■ Your instructions
Find the word "title" in the material below and gather every line that contains it.
=====
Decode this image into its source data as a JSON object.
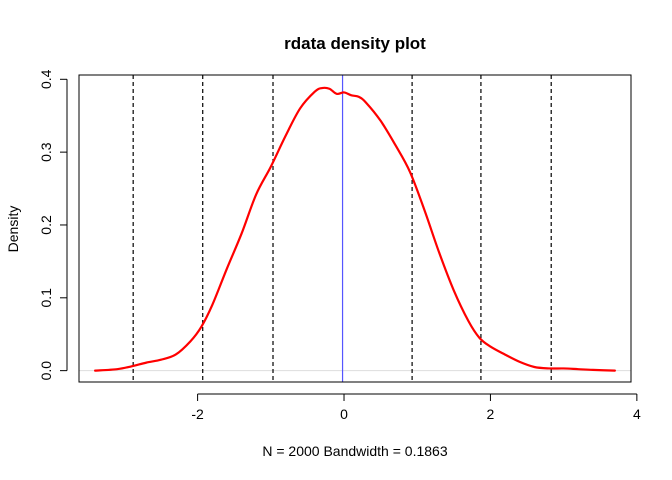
{
  "chart_data": {
    "type": "line",
    "title": "rdata density plot",
    "xlabel": "N = 2000   Bandwidth = 0.1863",
    "ylabel": "Density",
    "xlim": [
      -3.62,
      3.92
    ],
    "ylim": [
      -0.0156,
      0.4059
    ],
    "x_ticks": [
      -2,
      0,
      2,
      4
    ],
    "x_tick_labels": [
      "-2",
      "0",
      "2",
      "4"
    ],
    "y_ticks": [
      0.0,
      0.1,
      0.2,
      0.3,
      0.4
    ],
    "y_tick_labels": [
      "0.0",
      "0.1",
      "0.2",
      "0.3",
      "0.4"
    ],
    "grid": false,
    "series": [
      {
        "color": "#ff0000",
        "x": [
          -3.4,
          -3.1,
          -2.9,
          -2.7,
          -2.5,
          -2.3,
          -2.1,
          -1.95,
          -1.8,
          -1.6,
          -1.4,
          -1.2,
          -1.0,
          -0.8,
          -0.6,
          -0.4,
          -0.3,
          -0.2,
          -0.1,
          0.0,
          0.1,
          0.2,
          0.3,
          0.5,
          0.7,
          0.9,
          1.1,
          1.3,
          1.5,
          1.7,
          1.85,
          2.0,
          2.2,
          2.4,
          2.6,
          2.8,
          3.0,
          3.2,
          3.4,
          3.7
        ],
        "y": [
          0.0,
          0.002,
          0.006,
          0.011,
          0.015,
          0.022,
          0.04,
          0.06,
          0.09,
          0.14,
          0.188,
          0.242,
          0.28,
          0.322,
          0.36,
          0.383,
          0.388,
          0.387,
          0.38,
          0.382,
          0.378,
          0.376,
          0.368,
          0.343,
          0.31,
          0.273,
          0.22,
          0.162,
          0.11,
          0.068,
          0.045,
          0.033,
          0.022,
          0.012,
          0.005,
          0.003,
          0.003,
          0.002,
          0.001,
          0.0
        ]
      }
    ],
    "vertical_lines": [
      {
        "x": -2.88,
        "style": "dashed",
        "color": "#000000"
      },
      {
        "x": -1.93,
        "style": "dashed",
        "color": "#000000"
      },
      {
        "x": -0.97,
        "style": "dashed",
        "color": "#000000"
      },
      {
        "x": 0.93,
        "style": "dashed",
        "color": "#000000"
      },
      {
        "x": 1.87,
        "style": "dashed",
        "color": "#000000"
      },
      {
        "x": 2.83,
        "style": "dashed",
        "color": "#000000"
      },
      {
        "x": -0.02,
        "style": "solid",
        "color": "#5555ff"
      }
    ],
    "baseline": {
      "y": 0.0,
      "color": "#dddddd"
    }
  }
}
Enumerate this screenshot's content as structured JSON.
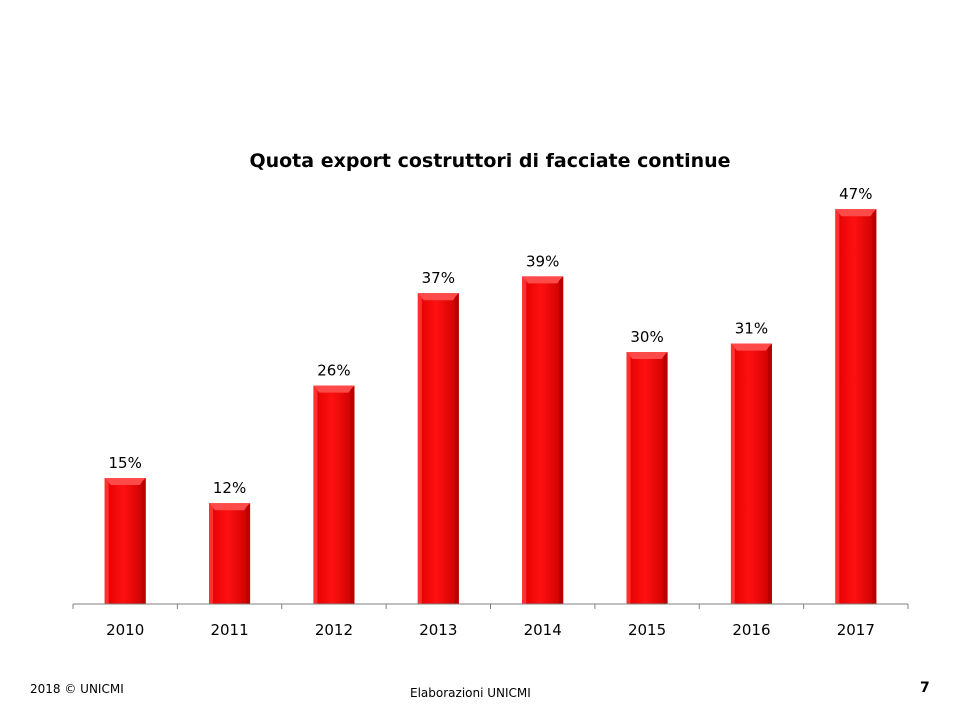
{
  "chart_data": {
    "type": "bar",
    "title": "Quota export costruttori di facciate continue",
    "categories": [
      "2010",
      "2011",
      "2012",
      "2013",
      "2014",
      "2015",
      "2016",
      "2017"
    ],
    "values": [
      15,
      12,
      26,
      37,
      39,
      30,
      31,
      47
    ],
    "value_labels": [
      "15%",
      "12%",
      "26%",
      "37%",
      "39%",
      "30%",
      "31%",
      "47%"
    ],
    "unit": "%",
    "xlabel": "",
    "ylabel": "",
    "ylim": [
      0,
      50
    ],
    "grid": false,
    "legend": "none",
    "bar_color": "#ff0000",
    "bar_highlight": "#ff4a4a",
    "bar_shadow": "#b80000"
  },
  "footer": {
    "copyright": "2018 © UNICMI",
    "source": "Elaborazioni UNICMI",
    "page_number": "7"
  }
}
=====
■ Solution for this exercise
    "title": "rdata density plot",
    "title": "Quota export costruttori di facciate continue",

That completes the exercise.